REQUIREMENTS
Can you copy all of the material below line for line, leaving every character unchanged?

SOURCE MATERIAL
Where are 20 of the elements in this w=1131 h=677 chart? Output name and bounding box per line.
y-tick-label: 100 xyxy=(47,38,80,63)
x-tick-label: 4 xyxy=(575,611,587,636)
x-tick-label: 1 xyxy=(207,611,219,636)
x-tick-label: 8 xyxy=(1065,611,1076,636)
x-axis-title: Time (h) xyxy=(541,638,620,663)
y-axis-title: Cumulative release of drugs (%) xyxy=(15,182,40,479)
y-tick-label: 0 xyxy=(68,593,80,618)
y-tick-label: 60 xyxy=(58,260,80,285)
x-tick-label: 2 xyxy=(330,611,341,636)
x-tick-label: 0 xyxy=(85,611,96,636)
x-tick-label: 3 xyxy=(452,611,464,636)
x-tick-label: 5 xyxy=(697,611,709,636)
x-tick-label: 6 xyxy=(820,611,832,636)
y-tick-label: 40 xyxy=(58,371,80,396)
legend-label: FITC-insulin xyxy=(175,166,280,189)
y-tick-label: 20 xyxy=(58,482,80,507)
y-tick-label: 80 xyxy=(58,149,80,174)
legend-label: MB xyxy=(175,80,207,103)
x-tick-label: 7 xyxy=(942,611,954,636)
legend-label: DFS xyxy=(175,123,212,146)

RESULT
Where are 20 of the elements in this w=1131 h=677 chart? Output name and bounding box per line.
y-tick-label: 100 xyxy=(47,38,80,63)
x-tick-label: 4 xyxy=(575,611,587,636)
x-tick-label: 1 xyxy=(207,611,219,636)
x-tick-label: 8 xyxy=(1065,611,1076,636)
x-axis-title: Time (h) xyxy=(541,638,620,663)
y-axis-title: Cumulative release of drugs (%) xyxy=(15,182,40,479)
y-tick-label: 0 xyxy=(68,593,80,618)
y-tick-label: 60 xyxy=(58,260,80,285)
x-tick-label: 2 xyxy=(330,611,341,636)
x-tick-label: 0 xyxy=(85,611,96,636)
x-tick-label: 3 xyxy=(452,611,464,636)
x-tick-label: 5 xyxy=(697,611,709,636)
x-tick-label: 6 xyxy=(820,611,832,636)
y-tick-label: 40 xyxy=(58,371,80,396)
legend-label: FITC-insulin xyxy=(175,166,280,189)
y-tick-label: 20 xyxy=(58,482,80,507)
y-tick-label: 80 xyxy=(58,149,80,174)
legend-label: MB xyxy=(175,80,207,103)
x-tick-label: 7 xyxy=(942,611,954,636)
legend-label: DFS xyxy=(175,123,212,146)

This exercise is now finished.